#### [WHAT YOU NEED TO DO]
Please transcribe the listing below in full and word for word, without its pictures.

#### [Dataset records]
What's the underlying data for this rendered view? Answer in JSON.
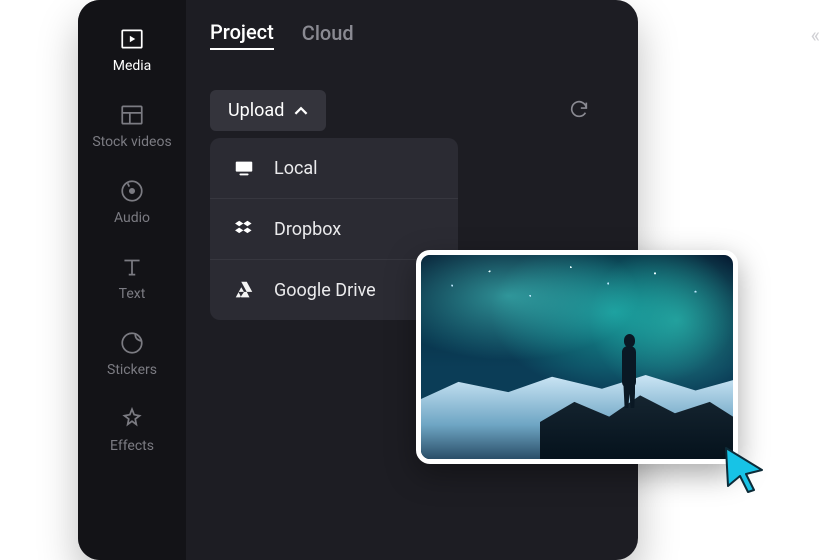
{
  "sidebar": {
    "items": [
      {
        "label": "Media",
        "icon": "media-play-icon"
      },
      {
        "label": "Stock videos",
        "icon": "stock-grid-icon"
      },
      {
        "label": "Audio",
        "icon": "audio-disc-icon"
      },
      {
        "label": "Text",
        "icon": "text-icon"
      },
      {
        "label": "Stickers",
        "icon": "sticker-circle-icon"
      },
      {
        "label": "Effects",
        "icon": "effects-sparkle-icon"
      }
    ],
    "active_index": 0
  },
  "header": {
    "tabs": [
      {
        "label": "Project"
      },
      {
        "label": "Cloud"
      }
    ],
    "active_index": 0,
    "collapse_glyph": "«"
  },
  "upload": {
    "button_label": "Upload",
    "dropdown": [
      {
        "label": "Local",
        "icon": "monitor-icon"
      },
      {
        "label": "Dropbox",
        "icon": "dropbox-icon"
      },
      {
        "label": "Google Drive",
        "icon": "google-drive-icon"
      }
    ]
  },
  "refresh_icon": "refresh-icon",
  "thumbnail": {
    "description": "aurora-landscape-photo"
  },
  "colors": {
    "bg_panel": "#1d1d23",
    "bg_sidebar": "#131317",
    "bg_dropdown": "#2b2b33",
    "text_active": "#ffffff",
    "text_inactive": "#8a8a92",
    "cursor_accent": "#17c3e6"
  }
}
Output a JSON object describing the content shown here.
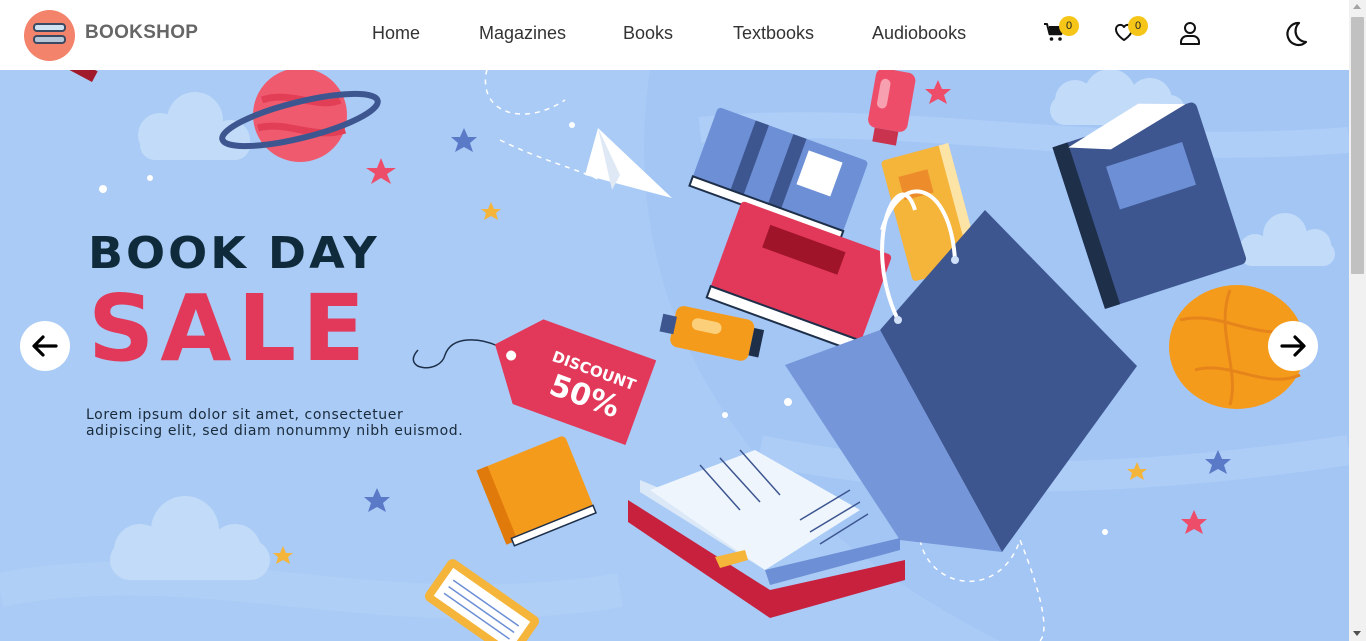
{
  "header": {
    "brand": "BOOKSHOP",
    "nav": [
      "Home",
      "Magazines",
      "Books",
      "Textbooks",
      "Audiobooks"
    ],
    "cart_count": "0",
    "wishlist_count": "0",
    "icons": [
      "cart-icon",
      "heart-icon",
      "user-icon",
      "moon-icon"
    ]
  },
  "hero": {
    "title_line1": "BOOK DAY",
    "title_line2": "SALE",
    "tag_line1": "DISCOUNT",
    "tag_line2": "50%",
    "description": "Lorem ipsum dolor sit amet, consectetuer adipiscing elit, sed diam nonummy nibh euismod.",
    "prev_icon": "arrow-left-icon",
    "next_icon": "arrow-right-icon"
  },
  "colors": {
    "hero_bg": "#a9cbf5",
    "title_dark": "#0f2a3a",
    "sale_red": "#e2385a",
    "badge_yellow": "#f5c518",
    "logo_orange": "#f3836a"
  }
}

#### [SOLUTION]
What's the underlying data for this rendered view? Answer in JSON.
{
  "sidebar": {
    "items": [
      {
        "label": "Media",
        "icon": "media-play-icon"
      },
      {
        "label": "Stock videos",
        "icon": "stock-grid-icon"
      },
      {
        "label": "Audio",
        "icon": "audio-disc-icon"
      },
      {
        "label": "Text",
        "icon": "text-icon"
      },
      {
        "label": "Stickers",
        "icon": "sticker-circle-icon"
      },
      {
        "label": "Effects",
        "icon": "effects-sparkle-icon"
      }
    ],
    "active_index": 0
  },
  "header": {
    "tabs": [
      {
        "label": "Project"
      },
      {
        "label": "Cloud"
      }
    ],
    "active_index": 0,
    "collapse_glyph": "«"
  },
  "upload": {
    "button_label": "Upload",
    "dropdown": [
      {
        "label": "Local",
        "icon": "monitor-icon"
      },
      {
        "label": "Dropbox",
        "icon": "dropbox-icon"
      },
      {
        "label": "Google Drive",
        "icon": "google-drive-icon"
      }
    ]
  },
  "refresh_icon": "refresh-icon",
  "thumbnail": {
    "description": "aurora-landscape-photo"
  },
  "colors": {
    "bg_panel": "#1d1d23",
    "bg_sidebar": "#131317",
    "bg_dropdown": "#2b2b33",
    "text_active": "#ffffff",
    "text_inactive": "#8a8a92",
    "cursor_accent": "#17c3e6"
  }
}
Output a JSON object describing the content shown here.
{
  "header": {
    "brand": "BOOKSHOP",
    "nav": [
      "Home",
      "Magazines",
      "Books",
      "Textbooks",
      "Audiobooks"
    ],
    "cart_count": "0",
    "wishlist_count": "0",
    "icons": [
      "cart-icon",
      "heart-icon",
      "user-icon",
      "moon-icon"
    ]
  },
  "hero": {
    "title_line1": "BOOK DAY",
    "title_line2": "SALE",
    "tag_line1": "DISCOUNT",
    "tag_line2": "50%",
    "description": "Lorem ipsum dolor sit amet, consectetuer adipiscing elit, sed diam nonummy nibh euismod.",
    "prev_icon": "arrow-left-icon",
    "next_icon": "arrow-right-icon"
  },
  "colors": {
    "hero_bg": "#a9cbf5",
    "title_dark": "#0f2a3a",
    "sale_red": "#e2385a",
    "badge_yellow": "#f5c518",
    "logo_orange": "#f3836a"
  }
}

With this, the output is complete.